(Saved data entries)

● ● ● ●

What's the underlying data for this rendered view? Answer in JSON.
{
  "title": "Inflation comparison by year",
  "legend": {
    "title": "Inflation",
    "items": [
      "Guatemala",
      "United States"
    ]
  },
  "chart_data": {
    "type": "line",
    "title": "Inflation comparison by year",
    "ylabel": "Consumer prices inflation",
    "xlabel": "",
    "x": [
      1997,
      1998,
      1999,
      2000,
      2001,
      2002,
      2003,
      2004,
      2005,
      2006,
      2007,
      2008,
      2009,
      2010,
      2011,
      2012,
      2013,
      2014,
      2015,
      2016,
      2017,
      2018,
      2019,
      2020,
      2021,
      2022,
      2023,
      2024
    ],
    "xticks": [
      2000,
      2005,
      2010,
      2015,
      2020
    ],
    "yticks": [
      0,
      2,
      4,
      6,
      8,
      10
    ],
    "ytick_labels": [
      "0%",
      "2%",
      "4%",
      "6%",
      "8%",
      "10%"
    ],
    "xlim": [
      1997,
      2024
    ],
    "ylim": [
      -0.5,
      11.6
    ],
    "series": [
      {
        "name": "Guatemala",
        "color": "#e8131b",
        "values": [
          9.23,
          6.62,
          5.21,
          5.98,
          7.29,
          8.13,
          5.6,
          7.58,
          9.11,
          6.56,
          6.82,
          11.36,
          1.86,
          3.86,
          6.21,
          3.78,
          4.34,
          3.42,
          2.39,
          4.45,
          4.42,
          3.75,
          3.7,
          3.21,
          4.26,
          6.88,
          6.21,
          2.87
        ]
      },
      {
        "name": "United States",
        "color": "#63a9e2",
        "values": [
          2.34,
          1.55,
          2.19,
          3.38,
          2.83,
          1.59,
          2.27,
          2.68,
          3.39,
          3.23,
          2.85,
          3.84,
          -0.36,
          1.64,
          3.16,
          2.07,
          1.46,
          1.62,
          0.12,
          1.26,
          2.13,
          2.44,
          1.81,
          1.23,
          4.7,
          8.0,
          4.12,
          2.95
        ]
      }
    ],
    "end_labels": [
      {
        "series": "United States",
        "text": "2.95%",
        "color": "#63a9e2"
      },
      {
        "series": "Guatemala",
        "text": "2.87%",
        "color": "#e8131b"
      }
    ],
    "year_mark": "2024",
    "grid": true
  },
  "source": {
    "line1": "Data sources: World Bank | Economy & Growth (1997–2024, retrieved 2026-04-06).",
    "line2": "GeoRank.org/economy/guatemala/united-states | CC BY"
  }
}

● ● ● ●

Each line of the material above must be retyped precisely.

EXERCISE SOLUTION:
What's the underlying data for this rendered view? Answer in JSON.
{
  "title": "Inflation comparison by year",
  "legend": {
    "title": "Inflation",
    "items": [
      "Guatemala",
      "United States"
    ]
  },
  "chart_data": {
    "type": "line",
    "title": "Inflation comparison by year",
    "ylabel": "Consumer prices inflation",
    "xlabel": "",
    "x": [
      1997,
      1998,
      1999,
      2000,
      2001,
      2002,
      2003,
      2004,
      2005,
      2006,
      2007,
      2008,
      2009,
      2010,
      2011,
      2012,
      2013,
      2014,
      2015,
      2016,
      2017,
      2018,
      2019,
      2020,
      2021,
      2022,
      2023,
      2024
    ],
    "xticks": [
      2000,
      2005,
      2010,
      2015,
      2020
    ],
    "yticks": [
      0,
      2,
      4,
      6,
      8,
      10
    ],
    "ytick_labels": [
      "0%",
      "2%",
      "4%",
      "6%",
      "8%",
      "10%"
    ],
    "xlim": [
      1997,
      2024
    ],
    "ylim": [
      -0.5,
      11.6
    ],
    "series": [
      {
        "name": "Guatemala",
        "color": "#e8131b",
        "values": [
          9.23,
          6.62,
          5.21,
          5.98,
          7.29,
          8.13,
          5.6,
          7.58,
          9.11,
          6.56,
          6.82,
          11.36,
          1.86,
          3.86,
          6.21,
          3.78,
          4.34,
          3.42,
          2.39,
          4.45,
          4.42,
          3.75,
          3.7,
          3.21,
          4.26,
          6.88,
          6.21,
          2.87
        ]
      },
      {
        "name": "United States",
        "color": "#63a9e2",
        "values": [
          2.34,
          1.55,
          2.19,
          3.38,
          2.83,
          1.59,
          2.27,
          2.68,
          3.39,
          3.23,
          2.85,
          3.84,
          -0.36,
          1.64,
          3.16,
          2.07,
          1.46,
          1.62,
          0.12,
          1.26,
          2.13,
          2.44,
          1.81,
          1.23,
          4.7,
          8.0,
          4.12,
          2.95
        ]
      }
    ],
    "end_labels": [
      {
        "series": "United States",
        "text": "2.95%",
        "color": "#63a9e2"
      },
      {
        "series": "Guatemala",
        "text": "2.87%",
        "color": "#e8131b"
      }
    ],
    "year_mark": "2024",
    "grid": true
  },
  "source": {
    "line1": "Data sources: World Bank | Economy & Growth (1997–2024, retrieved 2026-04-06).",
    "line2": "GeoRank.org/economy/guatemala/united-states | CC BY"
  }
}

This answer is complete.